__PROBLEM STATEMENT__:
Extract every line from the records below that contains the word "JSON".

__RECORD EXTRACTS__:
____________
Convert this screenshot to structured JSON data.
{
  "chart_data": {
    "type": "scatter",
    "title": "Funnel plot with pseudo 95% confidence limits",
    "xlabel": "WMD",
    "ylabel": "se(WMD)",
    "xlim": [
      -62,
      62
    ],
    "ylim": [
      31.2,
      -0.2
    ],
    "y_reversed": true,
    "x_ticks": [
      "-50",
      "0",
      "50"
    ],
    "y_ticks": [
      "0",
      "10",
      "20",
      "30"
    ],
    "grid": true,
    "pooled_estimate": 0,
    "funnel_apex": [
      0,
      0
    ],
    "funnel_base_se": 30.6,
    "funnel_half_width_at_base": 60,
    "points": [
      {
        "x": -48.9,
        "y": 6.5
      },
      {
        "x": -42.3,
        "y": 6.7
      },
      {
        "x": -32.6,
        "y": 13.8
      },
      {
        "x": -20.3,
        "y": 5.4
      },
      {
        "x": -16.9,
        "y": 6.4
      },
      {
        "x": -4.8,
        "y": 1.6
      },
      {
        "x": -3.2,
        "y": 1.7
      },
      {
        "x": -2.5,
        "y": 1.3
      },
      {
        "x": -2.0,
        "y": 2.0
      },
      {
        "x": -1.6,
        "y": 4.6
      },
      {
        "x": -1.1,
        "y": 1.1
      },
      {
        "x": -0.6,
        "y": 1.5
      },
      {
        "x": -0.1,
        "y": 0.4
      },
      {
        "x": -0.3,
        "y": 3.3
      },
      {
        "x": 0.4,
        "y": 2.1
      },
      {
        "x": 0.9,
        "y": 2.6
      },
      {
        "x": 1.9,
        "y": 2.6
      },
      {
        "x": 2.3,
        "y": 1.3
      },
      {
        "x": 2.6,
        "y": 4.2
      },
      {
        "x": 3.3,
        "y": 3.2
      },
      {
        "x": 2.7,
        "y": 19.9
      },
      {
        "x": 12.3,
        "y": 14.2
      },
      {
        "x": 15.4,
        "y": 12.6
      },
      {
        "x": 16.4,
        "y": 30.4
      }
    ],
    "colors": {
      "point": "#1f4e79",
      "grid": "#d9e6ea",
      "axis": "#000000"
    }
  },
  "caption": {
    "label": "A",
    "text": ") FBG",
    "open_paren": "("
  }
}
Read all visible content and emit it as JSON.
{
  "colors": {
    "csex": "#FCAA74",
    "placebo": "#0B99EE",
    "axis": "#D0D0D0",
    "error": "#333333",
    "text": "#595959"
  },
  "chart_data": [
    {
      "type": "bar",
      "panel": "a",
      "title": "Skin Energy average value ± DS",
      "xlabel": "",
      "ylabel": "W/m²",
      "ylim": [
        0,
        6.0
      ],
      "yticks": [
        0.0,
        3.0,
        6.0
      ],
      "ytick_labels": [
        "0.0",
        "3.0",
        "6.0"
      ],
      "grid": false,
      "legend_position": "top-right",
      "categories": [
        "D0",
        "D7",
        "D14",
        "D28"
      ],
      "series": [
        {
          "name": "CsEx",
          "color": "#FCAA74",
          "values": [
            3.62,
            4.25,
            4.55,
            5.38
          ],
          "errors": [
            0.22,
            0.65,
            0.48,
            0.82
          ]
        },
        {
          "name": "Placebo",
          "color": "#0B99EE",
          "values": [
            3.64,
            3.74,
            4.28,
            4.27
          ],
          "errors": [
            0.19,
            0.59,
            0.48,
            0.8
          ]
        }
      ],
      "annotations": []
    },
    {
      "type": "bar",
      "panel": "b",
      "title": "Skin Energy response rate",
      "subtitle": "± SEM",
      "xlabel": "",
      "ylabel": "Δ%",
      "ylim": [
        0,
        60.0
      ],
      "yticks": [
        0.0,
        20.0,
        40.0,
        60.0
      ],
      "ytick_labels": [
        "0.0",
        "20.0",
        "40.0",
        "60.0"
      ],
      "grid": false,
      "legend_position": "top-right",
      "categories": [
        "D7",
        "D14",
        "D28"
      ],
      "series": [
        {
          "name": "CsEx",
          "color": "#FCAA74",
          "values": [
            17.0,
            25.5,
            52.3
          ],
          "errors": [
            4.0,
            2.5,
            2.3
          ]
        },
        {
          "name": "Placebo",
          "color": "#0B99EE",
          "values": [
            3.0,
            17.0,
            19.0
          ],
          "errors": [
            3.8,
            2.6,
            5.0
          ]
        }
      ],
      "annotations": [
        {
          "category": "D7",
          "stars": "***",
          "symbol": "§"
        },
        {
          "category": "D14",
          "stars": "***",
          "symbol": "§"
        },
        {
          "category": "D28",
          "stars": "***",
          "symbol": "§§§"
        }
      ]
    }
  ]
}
____________
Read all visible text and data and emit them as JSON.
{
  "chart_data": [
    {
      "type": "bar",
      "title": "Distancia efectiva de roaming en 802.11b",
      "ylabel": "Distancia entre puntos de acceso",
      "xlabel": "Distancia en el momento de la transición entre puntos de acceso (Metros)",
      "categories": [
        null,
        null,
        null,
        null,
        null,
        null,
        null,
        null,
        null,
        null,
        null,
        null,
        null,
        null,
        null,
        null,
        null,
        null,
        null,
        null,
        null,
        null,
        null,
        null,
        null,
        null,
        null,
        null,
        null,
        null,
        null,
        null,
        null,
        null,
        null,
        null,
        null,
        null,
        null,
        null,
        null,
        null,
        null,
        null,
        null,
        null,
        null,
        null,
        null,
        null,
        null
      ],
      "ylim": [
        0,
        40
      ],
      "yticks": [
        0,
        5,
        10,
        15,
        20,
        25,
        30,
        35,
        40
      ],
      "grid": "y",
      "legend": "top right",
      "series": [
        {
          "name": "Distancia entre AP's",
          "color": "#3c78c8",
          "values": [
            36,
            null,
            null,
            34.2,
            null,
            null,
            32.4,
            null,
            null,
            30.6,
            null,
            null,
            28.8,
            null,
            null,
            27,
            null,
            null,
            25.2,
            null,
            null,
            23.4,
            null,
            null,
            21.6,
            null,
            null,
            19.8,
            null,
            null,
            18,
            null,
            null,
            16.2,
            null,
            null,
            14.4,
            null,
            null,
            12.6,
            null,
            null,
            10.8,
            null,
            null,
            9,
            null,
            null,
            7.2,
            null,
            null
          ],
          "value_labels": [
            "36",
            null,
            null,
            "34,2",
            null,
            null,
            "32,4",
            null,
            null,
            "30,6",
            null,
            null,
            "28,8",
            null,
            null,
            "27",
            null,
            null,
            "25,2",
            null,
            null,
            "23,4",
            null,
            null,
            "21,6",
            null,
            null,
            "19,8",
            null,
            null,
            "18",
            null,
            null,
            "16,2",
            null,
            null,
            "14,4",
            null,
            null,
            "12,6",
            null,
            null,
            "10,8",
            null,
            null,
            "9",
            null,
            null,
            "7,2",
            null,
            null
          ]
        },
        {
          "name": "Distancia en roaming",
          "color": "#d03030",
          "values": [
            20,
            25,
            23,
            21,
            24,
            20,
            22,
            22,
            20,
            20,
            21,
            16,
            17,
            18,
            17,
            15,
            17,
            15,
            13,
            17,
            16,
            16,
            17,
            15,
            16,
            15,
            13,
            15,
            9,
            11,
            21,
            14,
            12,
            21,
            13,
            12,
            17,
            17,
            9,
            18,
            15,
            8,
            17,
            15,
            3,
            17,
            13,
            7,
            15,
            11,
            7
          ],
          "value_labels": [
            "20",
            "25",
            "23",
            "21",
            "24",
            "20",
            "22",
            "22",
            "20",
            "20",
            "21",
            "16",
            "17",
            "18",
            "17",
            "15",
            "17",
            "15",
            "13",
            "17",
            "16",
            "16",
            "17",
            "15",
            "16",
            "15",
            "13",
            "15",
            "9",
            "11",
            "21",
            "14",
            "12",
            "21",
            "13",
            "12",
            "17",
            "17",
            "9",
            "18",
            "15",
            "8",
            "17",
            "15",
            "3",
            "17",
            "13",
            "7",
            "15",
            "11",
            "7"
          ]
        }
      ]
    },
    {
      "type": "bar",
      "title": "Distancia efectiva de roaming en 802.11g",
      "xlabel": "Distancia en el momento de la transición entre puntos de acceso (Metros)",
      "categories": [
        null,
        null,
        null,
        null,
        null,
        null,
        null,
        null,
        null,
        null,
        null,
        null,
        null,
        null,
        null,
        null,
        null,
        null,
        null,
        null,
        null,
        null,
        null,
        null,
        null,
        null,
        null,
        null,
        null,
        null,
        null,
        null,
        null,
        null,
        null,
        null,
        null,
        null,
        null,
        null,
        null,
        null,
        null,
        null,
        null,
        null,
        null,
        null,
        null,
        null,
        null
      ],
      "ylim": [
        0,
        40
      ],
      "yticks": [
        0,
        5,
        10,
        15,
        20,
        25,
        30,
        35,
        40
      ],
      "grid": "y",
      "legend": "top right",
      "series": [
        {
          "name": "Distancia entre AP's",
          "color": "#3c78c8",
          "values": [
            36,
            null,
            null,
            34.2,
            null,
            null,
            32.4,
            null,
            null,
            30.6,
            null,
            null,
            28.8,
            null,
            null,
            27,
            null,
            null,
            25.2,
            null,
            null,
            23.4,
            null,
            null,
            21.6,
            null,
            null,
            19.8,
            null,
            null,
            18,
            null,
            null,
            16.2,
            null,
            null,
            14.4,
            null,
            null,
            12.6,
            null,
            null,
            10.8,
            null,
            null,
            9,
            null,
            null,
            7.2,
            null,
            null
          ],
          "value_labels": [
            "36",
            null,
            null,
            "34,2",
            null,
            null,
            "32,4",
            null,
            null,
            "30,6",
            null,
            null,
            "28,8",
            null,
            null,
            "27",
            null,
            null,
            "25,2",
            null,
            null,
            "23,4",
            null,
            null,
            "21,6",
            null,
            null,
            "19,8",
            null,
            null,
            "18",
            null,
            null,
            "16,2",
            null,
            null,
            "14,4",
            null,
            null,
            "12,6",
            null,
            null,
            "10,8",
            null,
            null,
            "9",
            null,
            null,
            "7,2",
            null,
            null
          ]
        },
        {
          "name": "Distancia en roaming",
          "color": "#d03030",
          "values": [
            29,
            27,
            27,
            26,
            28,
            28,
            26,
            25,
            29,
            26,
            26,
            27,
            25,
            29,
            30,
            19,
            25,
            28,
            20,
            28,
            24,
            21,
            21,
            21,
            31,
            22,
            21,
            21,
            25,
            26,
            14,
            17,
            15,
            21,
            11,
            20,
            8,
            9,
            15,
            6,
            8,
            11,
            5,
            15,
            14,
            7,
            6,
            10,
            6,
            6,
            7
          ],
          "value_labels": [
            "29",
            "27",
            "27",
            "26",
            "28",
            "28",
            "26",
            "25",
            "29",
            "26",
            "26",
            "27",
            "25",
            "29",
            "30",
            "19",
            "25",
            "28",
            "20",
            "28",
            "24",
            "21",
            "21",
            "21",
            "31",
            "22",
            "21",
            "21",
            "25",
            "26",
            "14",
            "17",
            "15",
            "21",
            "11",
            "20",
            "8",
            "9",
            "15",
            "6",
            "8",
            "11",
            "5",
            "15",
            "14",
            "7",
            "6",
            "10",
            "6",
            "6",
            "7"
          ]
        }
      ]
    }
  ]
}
____________
__FINAL ANSWER__:
Convert this screenshot to structured JSON data.
Read all visible content and emit it as JSON.
Read all visible text and data and emit them as JSON.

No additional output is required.